| Material for this task |
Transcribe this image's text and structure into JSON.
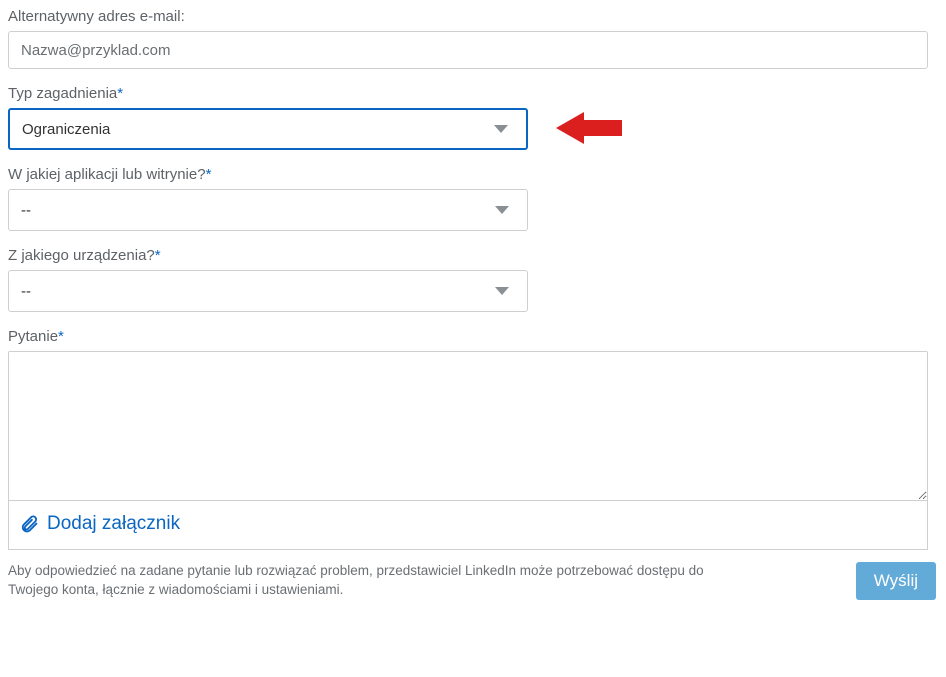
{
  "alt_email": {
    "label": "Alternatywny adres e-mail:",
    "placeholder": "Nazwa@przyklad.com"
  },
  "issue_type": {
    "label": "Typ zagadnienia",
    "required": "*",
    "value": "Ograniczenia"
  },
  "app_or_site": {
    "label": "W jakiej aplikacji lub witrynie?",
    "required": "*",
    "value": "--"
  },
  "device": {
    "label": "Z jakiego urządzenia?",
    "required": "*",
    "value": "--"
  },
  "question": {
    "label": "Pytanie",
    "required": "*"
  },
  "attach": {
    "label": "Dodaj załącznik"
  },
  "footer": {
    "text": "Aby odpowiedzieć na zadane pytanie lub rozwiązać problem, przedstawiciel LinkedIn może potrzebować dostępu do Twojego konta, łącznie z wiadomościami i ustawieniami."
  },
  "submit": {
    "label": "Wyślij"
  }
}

| Aim |
Count the lines in the records above that hold the word "text", and give only that number.

| Answer to the task |
2